▶ [REQUEST] Copy out all the lines in the records that include the word "цифры".

--- START RAW DATA ---

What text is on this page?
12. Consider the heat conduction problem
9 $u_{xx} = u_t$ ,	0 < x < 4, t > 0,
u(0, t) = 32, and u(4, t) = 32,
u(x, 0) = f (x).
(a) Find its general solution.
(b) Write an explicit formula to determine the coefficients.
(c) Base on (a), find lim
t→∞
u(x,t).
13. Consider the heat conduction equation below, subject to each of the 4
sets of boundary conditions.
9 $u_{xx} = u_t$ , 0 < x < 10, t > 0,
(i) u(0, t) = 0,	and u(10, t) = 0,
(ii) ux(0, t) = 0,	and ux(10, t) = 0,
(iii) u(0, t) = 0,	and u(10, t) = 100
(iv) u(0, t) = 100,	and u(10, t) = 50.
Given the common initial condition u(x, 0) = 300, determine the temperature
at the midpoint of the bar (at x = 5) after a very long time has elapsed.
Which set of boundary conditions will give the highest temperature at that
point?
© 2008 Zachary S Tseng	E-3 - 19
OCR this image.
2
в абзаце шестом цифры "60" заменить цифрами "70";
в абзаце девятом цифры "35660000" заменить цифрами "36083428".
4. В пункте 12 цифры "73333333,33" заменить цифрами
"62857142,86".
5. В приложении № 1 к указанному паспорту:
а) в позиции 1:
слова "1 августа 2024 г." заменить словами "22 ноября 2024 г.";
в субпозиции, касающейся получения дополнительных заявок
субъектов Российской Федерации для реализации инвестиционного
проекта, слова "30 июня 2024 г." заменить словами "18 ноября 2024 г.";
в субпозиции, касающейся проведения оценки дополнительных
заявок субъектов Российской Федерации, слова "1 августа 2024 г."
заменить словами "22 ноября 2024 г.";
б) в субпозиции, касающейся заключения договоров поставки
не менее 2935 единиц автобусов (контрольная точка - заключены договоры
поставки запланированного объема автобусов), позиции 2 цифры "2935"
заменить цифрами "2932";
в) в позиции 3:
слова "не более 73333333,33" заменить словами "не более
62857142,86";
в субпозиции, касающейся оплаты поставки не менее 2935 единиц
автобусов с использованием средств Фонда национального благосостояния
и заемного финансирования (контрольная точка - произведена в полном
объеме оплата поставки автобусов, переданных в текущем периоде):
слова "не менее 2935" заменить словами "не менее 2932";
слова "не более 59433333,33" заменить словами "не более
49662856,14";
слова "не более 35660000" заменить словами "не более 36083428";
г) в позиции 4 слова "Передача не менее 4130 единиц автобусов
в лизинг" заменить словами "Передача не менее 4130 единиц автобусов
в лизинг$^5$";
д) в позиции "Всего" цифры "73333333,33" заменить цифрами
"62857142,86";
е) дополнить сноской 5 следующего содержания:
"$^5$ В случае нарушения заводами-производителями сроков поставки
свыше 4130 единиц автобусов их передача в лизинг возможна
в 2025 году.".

--- END RAW DATA ---

▶ [ANSWER TO THIS TASK]
в абзаце шестом цифры "60" заменить цифрами "70";
в абзаце девятом цифры "35660000" заменить цифрами "36083428".
4. В пункте 12 цифры "73333333,33" заменить цифрами
поставки запланированного объема автобусов), позиции 2 цифры "2935"
д) в позиции "Всего" цифры "73333333,33" заменить цифрами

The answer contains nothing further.